### Given exercise
Everything in the listing except the pictures should be written out exactly.

# Start of Exercise material

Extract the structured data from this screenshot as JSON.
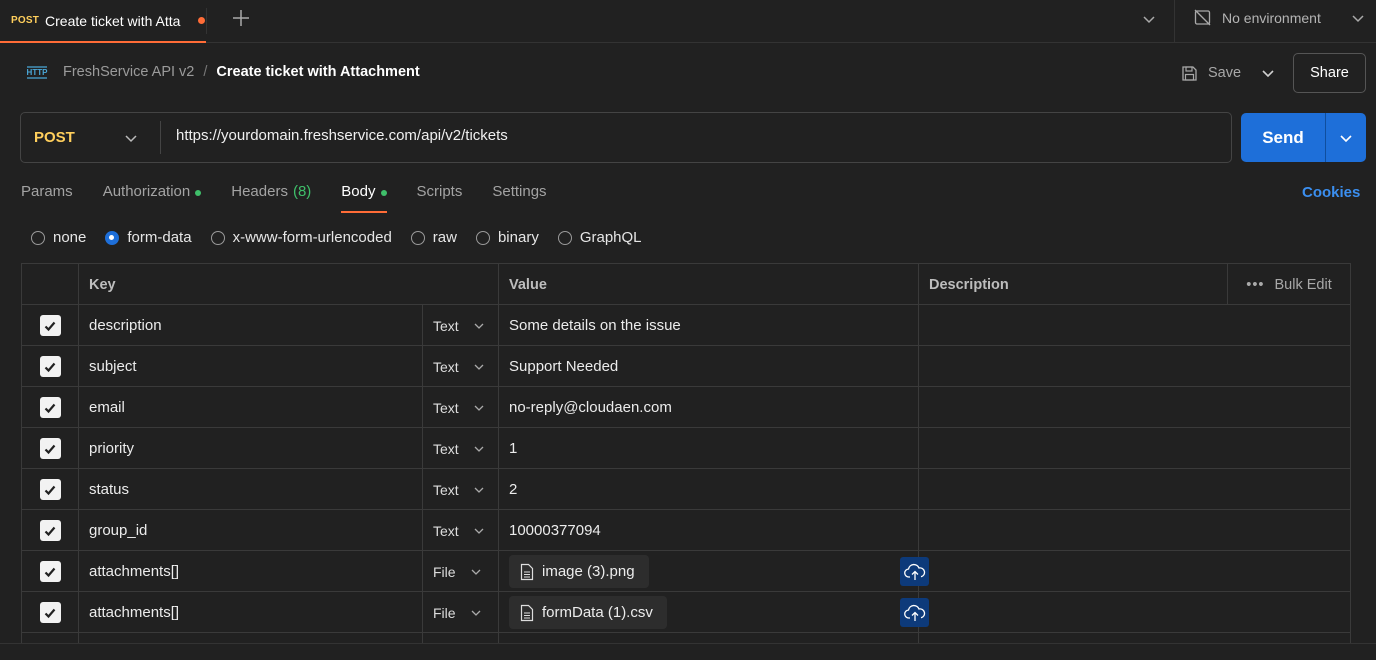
{
  "tab": {
    "method": "POST",
    "title": "Create ticket with Atta"
  },
  "environment": {
    "label": "No environment"
  },
  "header": {
    "collection": "FreshService API v2",
    "separator": "/",
    "request_name": "Create ticket with Attachment",
    "save_label": "Save",
    "share_label": "Share"
  },
  "request": {
    "method": "POST",
    "url": "https://yourdomain.freshservice.com/api/v2/tickets",
    "send_label": "Send"
  },
  "req_tabs": {
    "params": "Params",
    "authorization": "Authorization",
    "headers": "Headers",
    "headers_count": "(8)",
    "body": "Body",
    "scripts": "Scripts",
    "settings": "Settings",
    "cookies": "Cookies"
  },
  "body_types": {
    "none": "none",
    "form_data": "form-data",
    "urlencoded": "x-www-form-urlencoded",
    "raw": "raw",
    "binary": "binary",
    "graphql": "GraphQL",
    "selected": "form-data"
  },
  "table": {
    "headers": {
      "key": "Key",
      "value": "Value",
      "description": "Description",
      "bulk_edit": "Bulk Edit"
    },
    "rows": [
      {
        "key": "description",
        "type": "Text",
        "value": "Some details on the issue"
      },
      {
        "key": "subject",
        "type": "Text",
        "value": "Support Needed"
      },
      {
        "key": "email",
        "type": "Text",
        "value": "no-reply@cloudaen.com"
      },
      {
        "key": "priority",
        "type": "Text",
        "value": "1"
      },
      {
        "key": "status",
        "type": "Text",
        "value": "2"
      },
      {
        "key": "group_id",
        "type": "Text",
        "value": "10000377094"
      },
      {
        "key": "attachments[]",
        "type": "File",
        "value": "image (3).png"
      },
      {
        "key": "attachments[]",
        "type": "File",
        "value": "formData (1).csv"
      }
    ]
  },
  "colors": {
    "accent": "#ff6c37",
    "primary": "#1e6fd9",
    "method": "#ffcf5c",
    "success": "#3fbf6a",
    "link": "#3b8ff0"
  }
}
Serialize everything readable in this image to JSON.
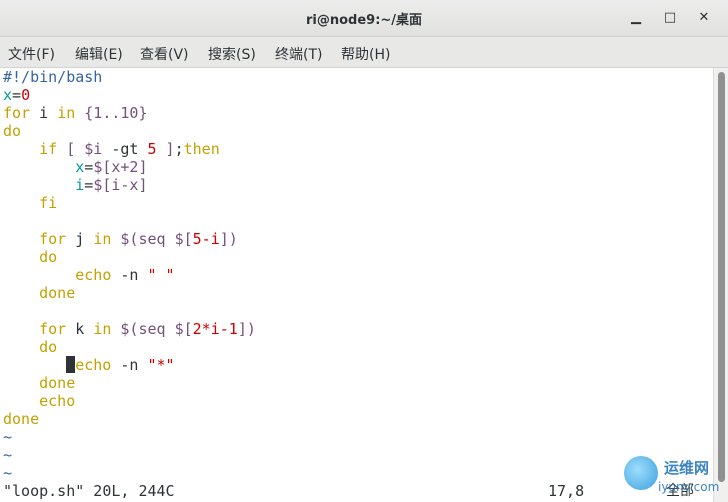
{
  "window": {
    "title": "ri@node9:~/桌面",
    "controls": {
      "minimize": "▁",
      "maximize": "□",
      "close": "✕"
    }
  },
  "menubar": [
    "文件(F)",
    "编辑(E)",
    "查看(V)",
    "搜索(S)",
    "终端(T)",
    "帮助(H)"
  ],
  "code_lines": [
    [
      [
        "#!/bin/bash",
        "com"
      ]
    ],
    [
      [
        "x",
        "var"
      ],
      [
        "=",
        "plain"
      ],
      [
        "0",
        "num"
      ]
    ],
    [
      [
        "for",
        "kw"
      ],
      [
        " i ",
        "plain"
      ],
      [
        "in",
        "kw"
      ],
      [
        " {1..10}",
        "ref"
      ]
    ],
    [
      [
        "do",
        "kw"
      ]
    ],
    [
      [
        "    ",
        "plain"
      ],
      [
        "if",
        "kw"
      ],
      [
        " [ ",
        "ref"
      ],
      [
        "$i",
        "ref"
      ],
      [
        " -gt ",
        "plain"
      ],
      [
        "5",
        "num"
      ],
      [
        " ]",
        "ref"
      ],
      [
        ";",
        "plain"
      ],
      [
        "then",
        "kw"
      ]
    ],
    [
      [
        "        ",
        "plain"
      ],
      [
        "x",
        "var"
      ],
      [
        "=",
        "plain"
      ],
      [
        "$[",
        "ref"
      ],
      [
        "x+2",
        "ref"
      ],
      [
        "]",
        "ref"
      ]
    ],
    [
      [
        "        ",
        "plain"
      ],
      [
        "i",
        "var"
      ],
      [
        "=",
        "plain"
      ],
      [
        "$[",
        "ref"
      ],
      [
        "i-x",
        "ref"
      ],
      [
        "]",
        "ref"
      ]
    ],
    [
      [
        "    ",
        "plain"
      ],
      [
        "fi",
        "kw"
      ]
    ],
    [
      [
        "",
        "plain"
      ]
    ],
    [
      [
        "    ",
        "plain"
      ],
      [
        "for",
        "kw"
      ],
      [
        " j ",
        "plain"
      ],
      [
        "in",
        "kw"
      ],
      [
        " $(",
        "ref"
      ],
      [
        "seq",
        "ref"
      ],
      [
        " $[",
        "ref"
      ],
      [
        "5-i",
        "num"
      ],
      [
        "]",
        "ref"
      ],
      [
        ")",
        "ref"
      ]
    ],
    [
      [
        "    ",
        "plain"
      ],
      [
        "do",
        "kw"
      ]
    ],
    [
      [
        "        ",
        "plain"
      ],
      [
        "echo",
        "kw"
      ],
      [
        " -n ",
        "plain"
      ],
      [
        "\" \"",
        "str"
      ]
    ],
    [
      [
        "    ",
        "plain"
      ],
      [
        "done",
        "kw"
      ]
    ],
    [
      [
        "",
        "plain"
      ]
    ],
    [
      [
        "    ",
        "plain"
      ],
      [
        "for",
        "kw"
      ],
      [
        " k ",
        "plain"
      ],
      [
        "in",
        "kw"
      ],
      [
        " $(",
        "ref"
      ],
      [
        "seq",
        "ref"
      ],
      [
        " $[",
        "ref"
      ],
      [
        "2*i-1",
        "num"
      ],
      [
        "]",
        "ref"
      ],
      [
        ")",
        "ref"
      ]
    ],
    [
      [
        "    ",
        "plain"
      ],
      [
        "do",
        "kw"
      ]
    ],
    [
      [
        "        ",
        "cursor"
      ],
      [
        "echo",
        "kw"
      ],
      [
        " -n ",
        "plain"
      ],
      [
        "\"*\"",
        "str"
      ]
    ],
    [
      [
        "    ",
        "plain"
      ],
      [
        "done",
        "kw"
      ]
    ],
    [
      [
        "    ",
        "plain"
      ],
      [
        "echo",
        "kw"
      ]
    ],
    [
      [
        "done",
        "kw"
      ]
    ],
    [
      [
        "~",
        "tilde"
      ]
    ],
    [
      [
        "~",
        "tilde"
      ]
    ],
    [
      [
        "~",
        "tilde"
      ]
    ]
  ],
  "status": {
    "file": "\"loop.sh\" 20L, 244C",
    "position": "17,8",
    "scope": "全部"
  },
  "watermark": {
    "line1": "运维网",
    "line2": "iyunv.com"
  },
  "colors": {
    "comment": "#3465a4",
    "variable": "#06989a",
    "number": "#cc0000",
    "keyword": "#c4a000",
    "reference": "#75507b"
  }
}
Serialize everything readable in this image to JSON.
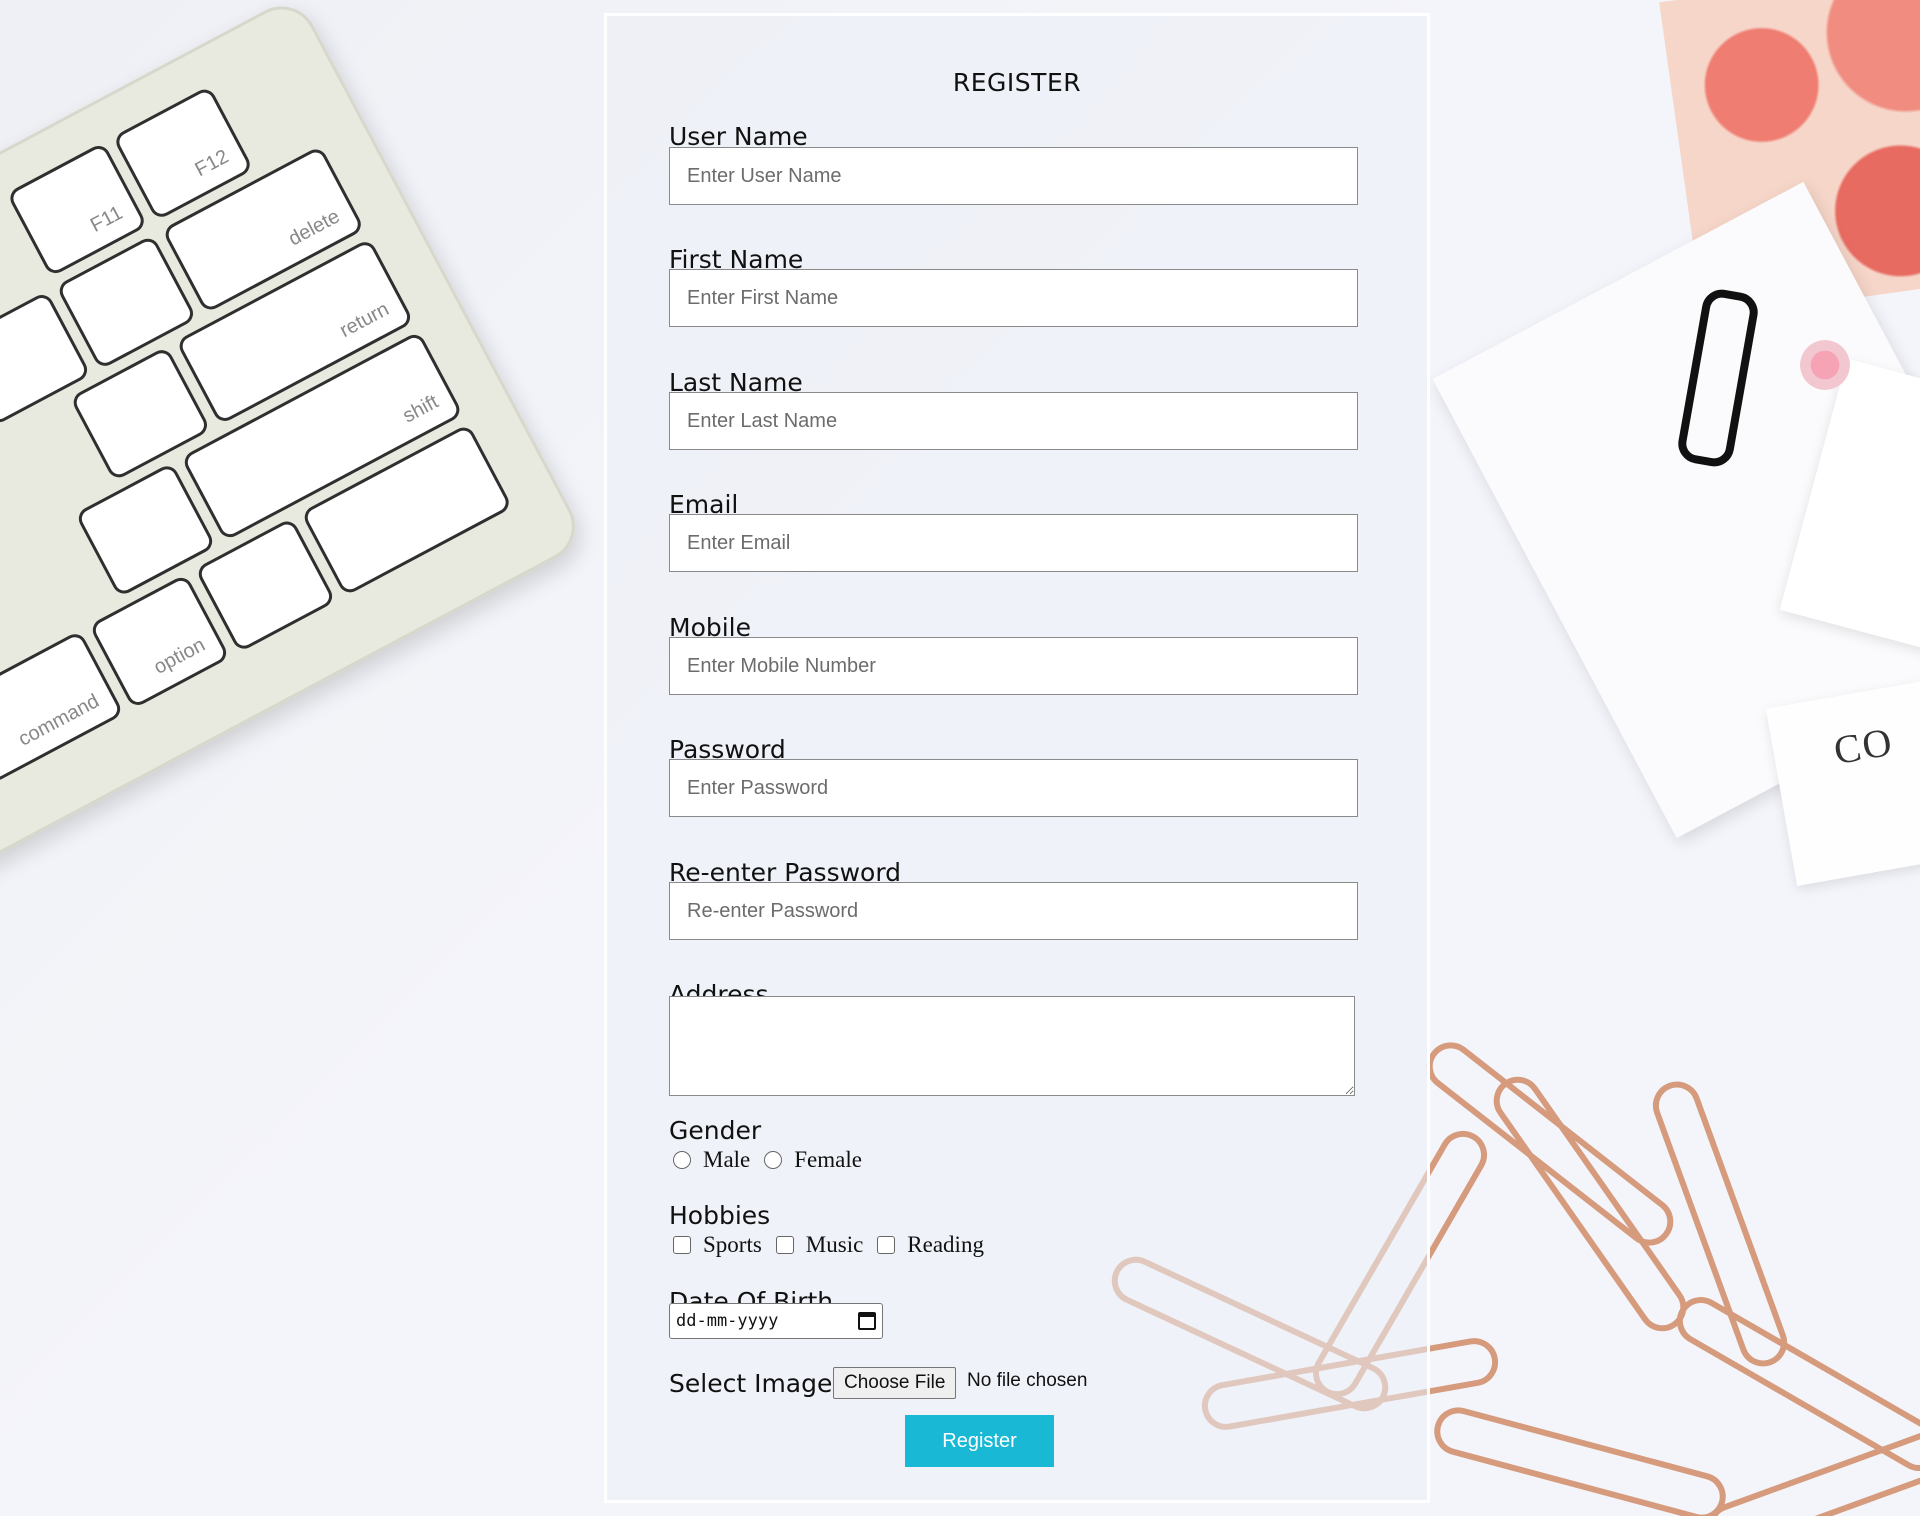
{
  "form": {
    "title": "REGISTER",
    "fields": [
      {
        "label": "User Name",
        "placeholder": "Enter User Name"
      },
      {
        "label": "First Name",
        "placeholder": "Enter First Name"
      },
      {
        "label": "Last Name",
        "placeholder": "Enter Last Name"
      },
      {
        "label": "Email",
        "placeholder": "Enter Email"
      },
      {
        "label": "Mobile",
        "placeholder": "Enter Mobile Number"
      },
      {
        "label": "Password",
        "placeholder": "Enter Password"
      },
      {
        "label": "Re-enter Password",
        "placeholder": "Re-enter Password"
      }
    ],
    "address_label": "Address",
    "gender": {
      "label": "Gender",
      "options": [
        "Male",
        "Female"
      ]
    },
    "hobbies": {
      "label": "Hobbies",
      "options": [
        "Sports",
        "Music",
        "Reading"
      ]
    },
    "dob": {
      "label": "Date Of Birth",
      "placeholder": "dd-mm-yyyy"
    },
    "image": {
      "label": "Select Image",
      "button": "Choose File",
      "status": "No file chosen"
    },
    "submit_label": "Register",
    "accent_color": "#19b8d4"
  },
  "background": {
    "keyboard_keys": [
      "F11",
      "F12",
      "delete",
      "return",
      "shift",
      "option",
      "command"
    ],
    "card_text": "CO"
  }
}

# End of Exercise material

### Response to the task
Extract the structured data from this screenshot as JSON.
{
  "tab": {
    "method": "POST",
    "title": "Create ticket with Atta"
  },
  "environment": {
    "label": "No environment"
  },
  "header": {
    "collection": "FreshService API v2",
    "separator": "/",
    "request_name": "Create ticket with Attachment",
    "save_label": "Save",
    "share_label": "Share"
  },
  "request": {
    "method": "POST",
    "url": "https://yourdomain.freshservice.com/api/v2/tickets",
    "send_label": "Send"
  },
  "req_tabs": {
    "params": "Params",
    "authorization": "Authorization",
    "headers": "Headers",
    "headers_count": "(8)",
    "body": "Body",
    "scripts": "Scripts",
    "settings": "Settings",
    "cookies": "Cookies"
  },
  "body_types": {
    "none": "none",
    "form_data": "form-data",
    "urlencoded": "x-www-form-urlencoded",
    "raw": "raw",
    "binary": "binary",
    "graphql": "GraphQL",
    "selected": "form-data"
  },
  "table": {
    "headers": {
      "key": "Key",
      "value": "Value",
      "description": "Description",
      "bulk_edit": "Bulk Edit"
    },
    "rows": [
      {
        "key": "description",
        "type": "Text",
        "value": "Some details on the issue"
      },
      {
        "key": "subject",
        "type": "Text",
        "value": "Support Needed"
      },
      {
        "key": "email",
        "type": "Text",
        "value": "no-reply@cloudaen.com"
      },
      {
        "key": "priority",
        "type": "Text",
        "value": "1"
      },
      {
        "key": "status",
        "type": "Text",
        "value": "2"
      },
      {
        "key": "group_id",
        "type": "Text",
        "value": "10000377094"
      },
      {
        "key": "attachments[]",
        "type": "File",
        "value": "image (3).png"
      },
      {
        "key": "attachments[]",
        "type": "File",
        "value": "formData (1).csv"
      }
    ]
  },
  "colors": {
    "accent": "#ff6c37",
    "primary": "#1e6fd9",
    "method": "#ffcf5c",
    "success": "#3fbf6a",
    "link": "#3b8ff0"
  }
}
Serialize everything readable in this image to JSON.
{
  "window": {
    "title": "ri@node9:~/桌面",
    "controls": {
      "minimize": "▁",
      "maximize": "□",
      "close": "✕"
    }
  },
  "menubar": [
    "文件(F)",
    "编辑(E)",
    "查看(V)",
    "搜索(S)",
    "终端(T)",
    "帮助(H)"
  ],
  "code_lines": [
    [
      [
        "#!/bin/bash",
        "com"
      ]
    ],
    [
      [
        "x",
        "var"
      ],
      [
        "=",
        "plain"
      ],
      [
        "0",
        "num"
      ]
    ],
    [
      [
        "for",
        "kw"
      ],
      [
        " i ",
        "plain"
      ],
      [
        "in",
        "kw"
      ],
      [
        " {1..10}",
        "ref"
      ]
    ],
    [
      [
        "do",
        "kw"
      ]
    ],
    [
      [
        "    ",
        "plain"
      ],
      [
        "if",
        "kw"
      ],
      [
        " [ ",
        "ref"
      ],
      [
        "$i",
        "ref"
      ],
      [
        " -gt ",
        "plain"
      ],
      [
        "5",
        "num"
      ],
      [
        " ]",
        "ref"
      ],
      [
        ";",
        "plain"
      ],
      [
        "then",
        "kw"
      ]
    ],
    [
      [
        "        ",
        "plain"
      ],
      [
        "x",
        "var"
      ],
      [
        "=",
        "plain"
      ],
      [
        "$[",
        "ref"
      ],
      [
        "x+2",
        "ref"
      ],
      [
        "]",
        "ref"
      ]
    ],
    [
      [
        "        ",
        "plain"
      ],
      [
        "i",
        "var"
      ],
      [
        "=",
        "plain"
      ],
      [
        "$[",
        "ref"
      ],
      [
        "i-x",
        "ref"
      ],
      [
        "]",
        "ref"
      ]
    ],
    [
      [
        "    ",
        "plain"
      ],
      [
        "fi",
        "kw"
      ]
    ],
    [
      [
        "",
        "plain"
      ]
    ],
    [
      [
        "    ",
        "plain"
      ],
      [
        "for",
        "kw"
      ],
      [
        " j ",
        "plain"
      ],
      [
        "in",
        "kw"
      ],
      [
        " $(",
        "ref"
      ],
      [
        "seq",
        "ref"
      ],
      [
        " $[",
        "ref"
      ],
      [
        "5-i",
        "num"
      ],
      [
        "]",
        "ref"
      ],
      [
        ")",
        "ref"
      ]
    ],
    [
      [
        "    ",
        "plain"
      ],
      [
        "do",
        "kw"
      ]
    ],
    [
      [
        "        ",
        "plain"
      ],
      [
        "echo",
        "kw"
      ],
      [
        " -n ",
        "plain"
      ],
      [
        "\" \"",
        "str"
      ]
    ],
    [
      [
        "    ",
        "plain"
      ],
      [
        "done",
        "kw"
      ]
    ],
    [
      [
        "",
        "plain"
      ]
    ],
    [
      [
        "    ",
        "plain"
      ],
      [
        "for",
        "kw"
      ],
      [
        " k ",
        "plain"
      ],
      [
        "in",
        "kw"
      ],
      [
        " $(",
        "ref"
      ],
      [
        "seq",
        "ref"
      ],
      [
        " $[",
        "ref"
      ],
      [
        "2*i-1",
        "num"
      ],
      [
        "]",
        "ref"
      ],
      [
        ")",
        "ref"
      ]
    ],
    [
      [
        "    ",
        "plain"
      ],
      [
        "do",
        "kw"
      ]
    ],
    [
      [
        "        ",
        "cursor"
      ],
      [
        "echo",
        "kw"
      ],
      [
        " -n ",
        "plain"
      ],
      [
        "\"*\"",
        "str"
      ]
    ],
    [
      [
        "    ",
        "plain"
      ],
      [
        "done",
        "kw"
      ]
    ],
    [
      [
        "    ",
        "plain"
      ],
      [
        "echo",
        "kw"
      ]
    ],
    [
      [
        "done",
        "kw"
      ]
    ],
    [
      [
        "~",
        "tilde"
      ]
    ],
    [
      [
        "~",
        "tilde"
      ]
    ],
    [
      [
        "~",
        "tilde"
      ]
    ]
  ],
  "status": {
    "file": "\"loop.sh\" 20L, 244C",
    "position": "17,8",
    "scope": "全部"
  },
  "watermark": {
    "line1": "运维网",
    "line2": "iyunv.com"
  },
  "colors": {
    "comment": "#3465a4",
    "variable": "#06989a",
    "number": "#cc0000",
    "keyword": "#c4a000",
    "reference": "#75507b"
  }
}
Serialize everything readable in this image to JSON.
{
  "form": {
    "title": "REGISTER",
    "fields": [
      {
        "label": "User Name",
        "placeholder": "Enter User Name"
      },
      {
        "label": "First Name",
        "placeholder": "Enter First Name"
      },
      {
        "label": "Last Name",
        "placeholder": "Enter Last Name"
      },
      {
        "label": "Email",
        "placeholder": "Enter Email"
      },
      {
        "label": "Mobile",
        "placeholder": "Enter Mobile Number"
      },
      {
        "label": "Password",
        "placeholder": "Enter Password"
      },
      {
        "label": "Re-enter Password",
        "placeholder": "Re-enter Password"
      }
    ],
    "address_label": "Address",
    "gender": {
      "label": "Gender",
      "options": [
        "Male",
        "Female"
      ]
    },
    "hobbies": {
      "label": "Hobbies",
      "options": [
        "Sports",
        "Music",
        "Reading"
      ]
    },
    "dob": {
      "label": "Date Of Birth",
      "placeholder": "dd-mm-yyyy"
    },
    "image": {
      "label": "Select Image",
      "button": "Choose File",
      "status": "No file chosen"
    },
    "submit_label": "Register",
    "accent_color": "#19b8d4"
  },
  "background": {
    "keyboard_keys": [
      "F11",
      "F12",
      "delete",
      "return",
      "shift",
      "option",
      "command"
    ],
    "card_text": "CO"
  }
}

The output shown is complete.